● WHAT TO PRODUCE:
In the entries below, find every line with "text" and copy it.

● INPUT MATERIAL:
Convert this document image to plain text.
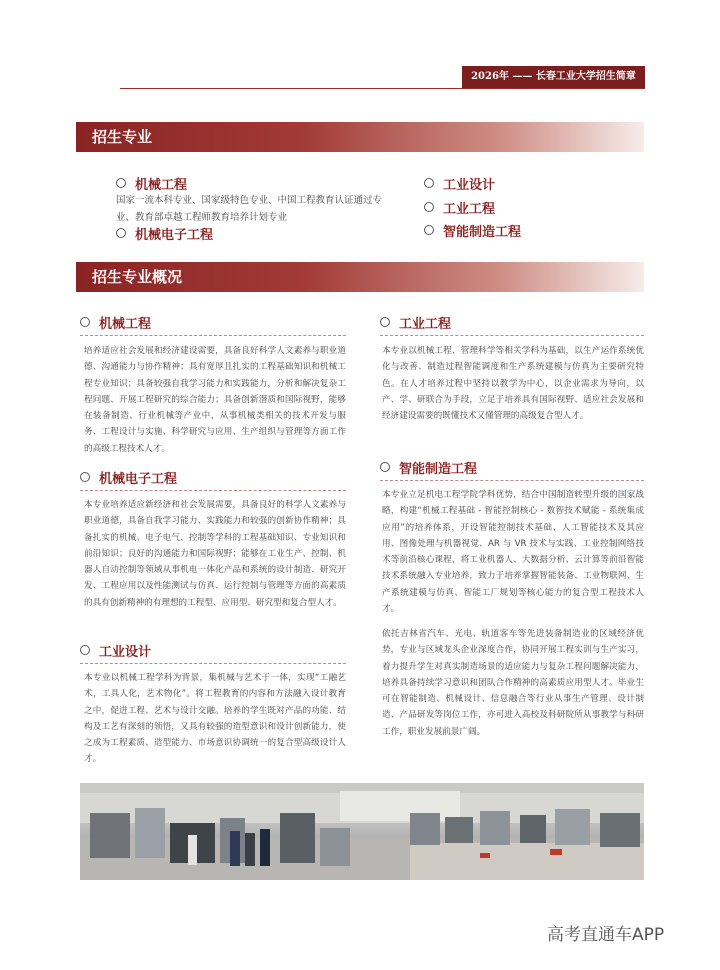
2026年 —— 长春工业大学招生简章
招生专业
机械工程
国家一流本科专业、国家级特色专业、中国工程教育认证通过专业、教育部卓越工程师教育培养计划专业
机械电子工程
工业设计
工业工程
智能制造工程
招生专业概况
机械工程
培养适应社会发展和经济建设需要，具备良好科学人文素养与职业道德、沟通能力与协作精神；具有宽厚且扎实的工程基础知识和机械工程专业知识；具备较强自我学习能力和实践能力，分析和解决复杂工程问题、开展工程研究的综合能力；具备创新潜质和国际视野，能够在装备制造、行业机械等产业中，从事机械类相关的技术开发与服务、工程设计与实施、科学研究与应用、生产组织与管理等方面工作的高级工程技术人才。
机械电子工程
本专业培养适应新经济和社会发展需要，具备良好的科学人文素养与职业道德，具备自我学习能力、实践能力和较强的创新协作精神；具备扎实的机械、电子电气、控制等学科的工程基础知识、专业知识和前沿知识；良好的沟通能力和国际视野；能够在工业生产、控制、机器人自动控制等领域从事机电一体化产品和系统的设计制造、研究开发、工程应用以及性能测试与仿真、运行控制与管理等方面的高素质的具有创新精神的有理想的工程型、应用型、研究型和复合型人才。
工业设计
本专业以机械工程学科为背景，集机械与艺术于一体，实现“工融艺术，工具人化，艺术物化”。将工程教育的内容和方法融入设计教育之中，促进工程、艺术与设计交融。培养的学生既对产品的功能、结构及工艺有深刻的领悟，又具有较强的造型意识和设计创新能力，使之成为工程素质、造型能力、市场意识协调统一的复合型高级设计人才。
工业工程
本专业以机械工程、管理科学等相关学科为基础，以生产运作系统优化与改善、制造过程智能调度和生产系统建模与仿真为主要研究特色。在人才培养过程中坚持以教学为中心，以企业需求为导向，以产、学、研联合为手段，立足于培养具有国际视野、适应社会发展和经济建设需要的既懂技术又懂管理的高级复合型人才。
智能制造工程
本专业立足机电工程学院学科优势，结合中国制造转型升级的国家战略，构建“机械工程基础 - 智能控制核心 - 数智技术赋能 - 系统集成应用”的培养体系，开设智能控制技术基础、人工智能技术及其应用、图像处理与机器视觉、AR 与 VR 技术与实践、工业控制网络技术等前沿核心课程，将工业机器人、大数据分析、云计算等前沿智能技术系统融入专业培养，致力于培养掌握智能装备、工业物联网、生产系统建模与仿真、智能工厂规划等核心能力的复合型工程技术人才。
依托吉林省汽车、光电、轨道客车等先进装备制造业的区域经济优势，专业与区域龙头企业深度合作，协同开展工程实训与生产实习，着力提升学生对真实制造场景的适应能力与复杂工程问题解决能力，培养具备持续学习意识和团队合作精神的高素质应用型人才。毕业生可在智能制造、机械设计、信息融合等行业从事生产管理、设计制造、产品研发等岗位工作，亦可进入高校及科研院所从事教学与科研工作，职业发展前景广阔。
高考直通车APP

--

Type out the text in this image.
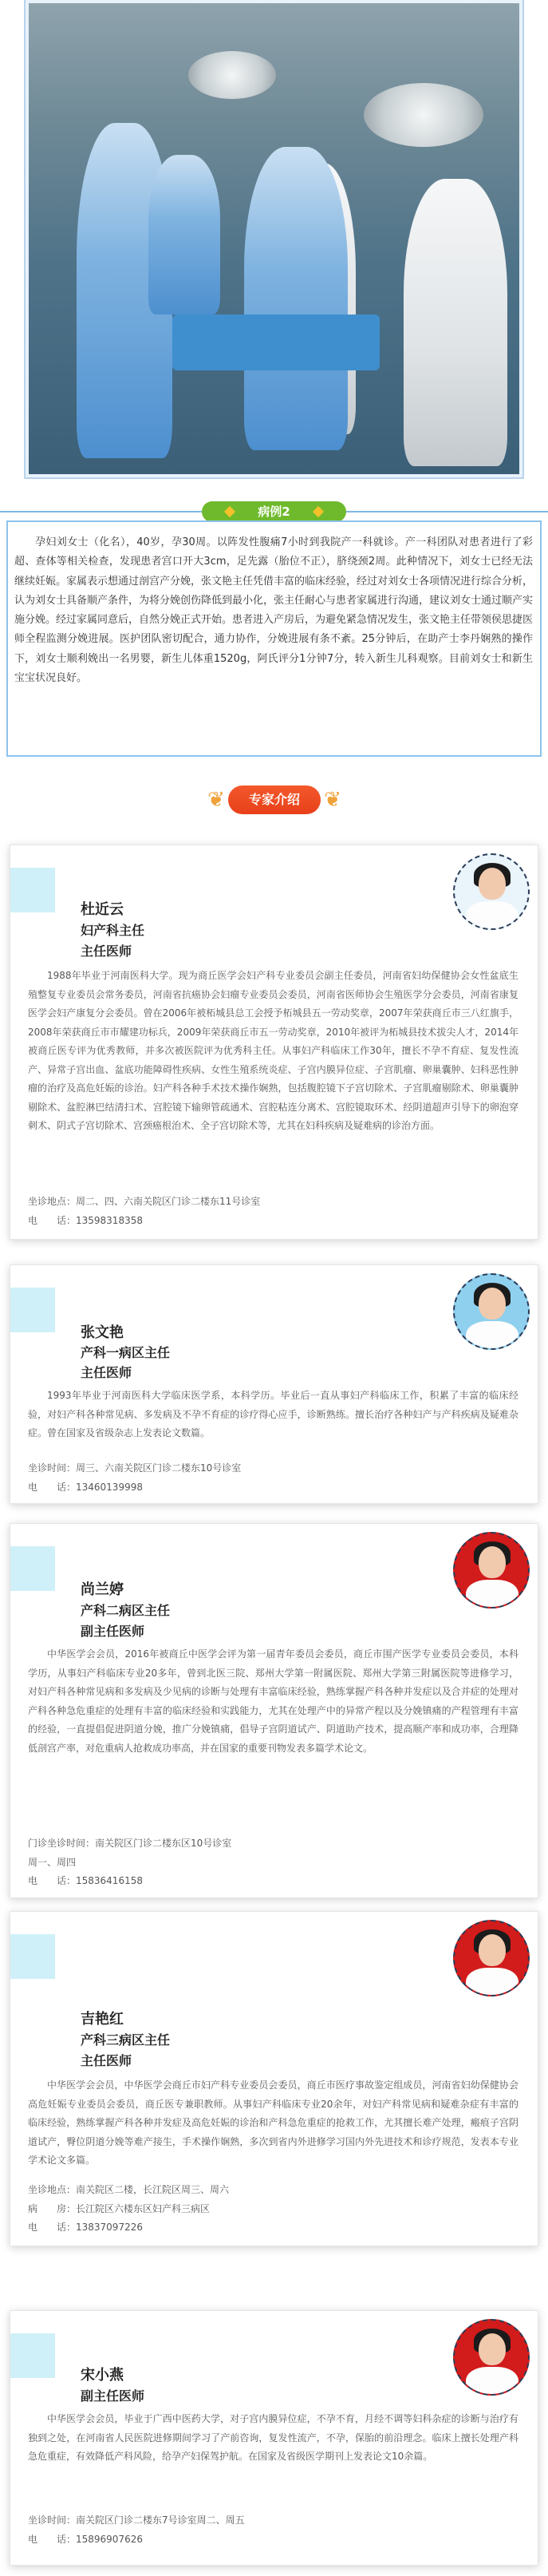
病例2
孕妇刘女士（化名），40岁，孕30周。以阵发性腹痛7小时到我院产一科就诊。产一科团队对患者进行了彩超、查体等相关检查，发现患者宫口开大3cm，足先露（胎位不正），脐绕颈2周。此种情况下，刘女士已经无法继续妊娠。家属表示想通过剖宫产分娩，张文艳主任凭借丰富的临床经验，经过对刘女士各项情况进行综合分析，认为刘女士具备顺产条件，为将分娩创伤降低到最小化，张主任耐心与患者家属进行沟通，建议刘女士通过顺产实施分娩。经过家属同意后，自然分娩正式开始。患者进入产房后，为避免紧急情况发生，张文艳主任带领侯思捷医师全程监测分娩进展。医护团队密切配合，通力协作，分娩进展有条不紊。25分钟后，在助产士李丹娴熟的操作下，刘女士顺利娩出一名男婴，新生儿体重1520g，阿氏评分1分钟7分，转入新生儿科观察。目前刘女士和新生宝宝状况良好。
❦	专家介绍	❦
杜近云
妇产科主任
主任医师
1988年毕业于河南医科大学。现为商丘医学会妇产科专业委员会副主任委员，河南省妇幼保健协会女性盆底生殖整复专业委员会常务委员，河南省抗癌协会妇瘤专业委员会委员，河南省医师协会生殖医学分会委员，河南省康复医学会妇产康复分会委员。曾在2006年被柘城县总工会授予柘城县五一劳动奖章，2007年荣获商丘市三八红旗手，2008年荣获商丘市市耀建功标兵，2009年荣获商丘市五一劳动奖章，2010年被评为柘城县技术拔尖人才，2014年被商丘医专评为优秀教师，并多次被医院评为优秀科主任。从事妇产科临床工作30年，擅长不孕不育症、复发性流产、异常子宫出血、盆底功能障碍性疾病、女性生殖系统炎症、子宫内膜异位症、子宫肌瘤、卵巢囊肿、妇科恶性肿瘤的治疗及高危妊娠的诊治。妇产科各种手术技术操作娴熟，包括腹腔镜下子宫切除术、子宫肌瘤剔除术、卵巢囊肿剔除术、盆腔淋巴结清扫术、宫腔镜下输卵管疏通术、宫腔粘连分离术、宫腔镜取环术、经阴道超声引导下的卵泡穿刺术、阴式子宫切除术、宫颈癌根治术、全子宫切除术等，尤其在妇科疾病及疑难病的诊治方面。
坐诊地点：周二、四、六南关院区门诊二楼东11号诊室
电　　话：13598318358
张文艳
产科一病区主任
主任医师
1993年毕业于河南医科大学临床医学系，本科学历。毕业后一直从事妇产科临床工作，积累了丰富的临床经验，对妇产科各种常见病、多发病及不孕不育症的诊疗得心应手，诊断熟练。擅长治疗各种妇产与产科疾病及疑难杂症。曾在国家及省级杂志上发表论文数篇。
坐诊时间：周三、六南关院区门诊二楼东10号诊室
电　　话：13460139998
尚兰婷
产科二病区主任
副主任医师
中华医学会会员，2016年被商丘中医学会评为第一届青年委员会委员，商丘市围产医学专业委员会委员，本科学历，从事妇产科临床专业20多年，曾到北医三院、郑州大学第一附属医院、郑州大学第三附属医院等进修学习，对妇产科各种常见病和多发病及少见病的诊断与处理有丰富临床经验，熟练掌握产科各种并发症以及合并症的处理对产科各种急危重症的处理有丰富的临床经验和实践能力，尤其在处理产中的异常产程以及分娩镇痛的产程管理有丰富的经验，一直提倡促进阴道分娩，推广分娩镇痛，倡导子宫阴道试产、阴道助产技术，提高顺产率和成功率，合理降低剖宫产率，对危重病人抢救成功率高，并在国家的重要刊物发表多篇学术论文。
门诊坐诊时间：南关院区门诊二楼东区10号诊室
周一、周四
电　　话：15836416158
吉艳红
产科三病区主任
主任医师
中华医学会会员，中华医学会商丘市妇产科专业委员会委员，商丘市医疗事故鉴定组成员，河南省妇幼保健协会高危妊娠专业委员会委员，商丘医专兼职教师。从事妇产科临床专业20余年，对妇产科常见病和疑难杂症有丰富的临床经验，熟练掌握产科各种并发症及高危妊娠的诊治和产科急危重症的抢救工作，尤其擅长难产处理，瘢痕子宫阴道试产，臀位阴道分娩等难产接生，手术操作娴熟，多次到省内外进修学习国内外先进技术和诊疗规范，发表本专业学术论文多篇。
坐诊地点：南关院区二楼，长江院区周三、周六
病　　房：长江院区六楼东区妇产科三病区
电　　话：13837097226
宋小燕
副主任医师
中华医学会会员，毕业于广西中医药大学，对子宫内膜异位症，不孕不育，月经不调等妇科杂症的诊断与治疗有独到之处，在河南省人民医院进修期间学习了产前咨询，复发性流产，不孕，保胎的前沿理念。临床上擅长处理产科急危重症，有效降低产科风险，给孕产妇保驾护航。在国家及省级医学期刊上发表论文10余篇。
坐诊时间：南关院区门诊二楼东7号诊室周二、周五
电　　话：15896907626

* * *

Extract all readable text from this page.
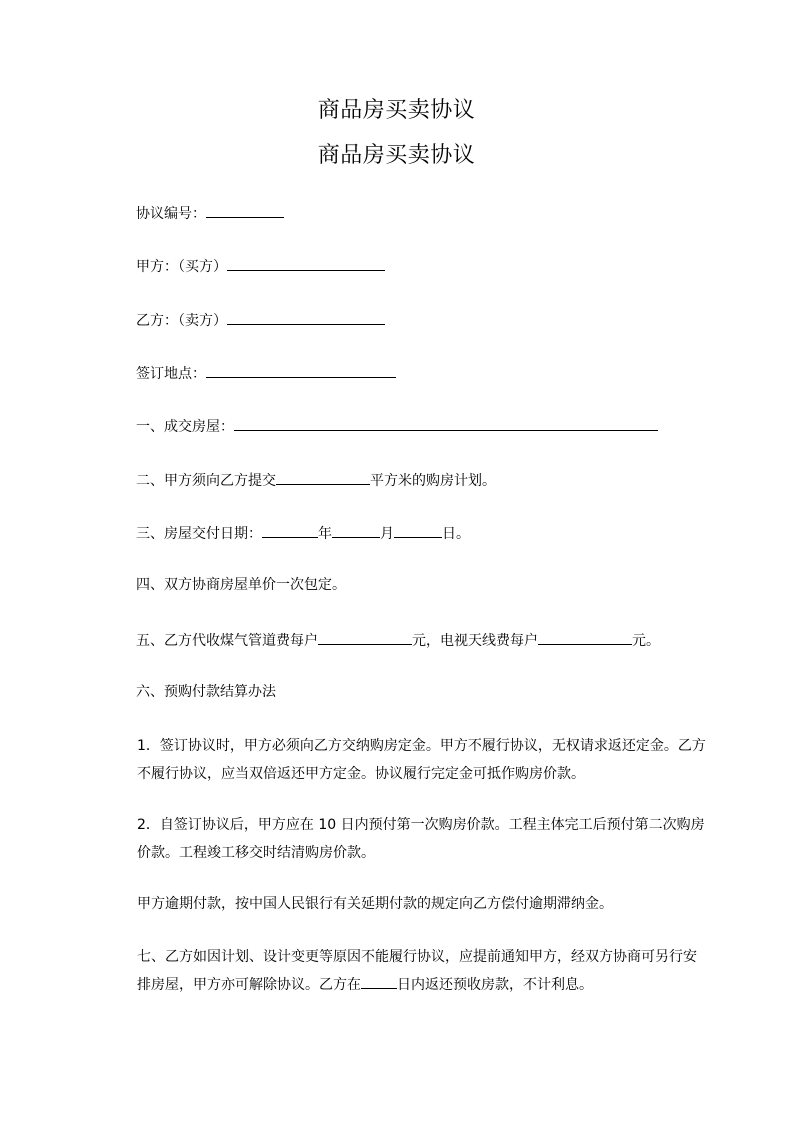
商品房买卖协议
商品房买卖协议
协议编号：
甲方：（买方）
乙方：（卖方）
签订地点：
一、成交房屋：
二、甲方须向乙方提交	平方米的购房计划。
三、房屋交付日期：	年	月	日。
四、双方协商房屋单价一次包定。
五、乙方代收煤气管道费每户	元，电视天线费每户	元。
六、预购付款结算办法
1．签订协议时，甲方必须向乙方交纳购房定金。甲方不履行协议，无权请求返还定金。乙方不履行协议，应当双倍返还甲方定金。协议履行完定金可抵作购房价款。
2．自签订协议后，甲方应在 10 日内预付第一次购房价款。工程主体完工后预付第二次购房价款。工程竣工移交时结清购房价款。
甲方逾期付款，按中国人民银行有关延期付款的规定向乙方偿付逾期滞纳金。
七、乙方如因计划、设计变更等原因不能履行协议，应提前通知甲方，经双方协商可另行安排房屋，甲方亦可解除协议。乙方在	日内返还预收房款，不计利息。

● ANSWER TO THE PROBLEM:
Convert this document image to plain text.
Type out the text in this image.
Extract all readable text from this page.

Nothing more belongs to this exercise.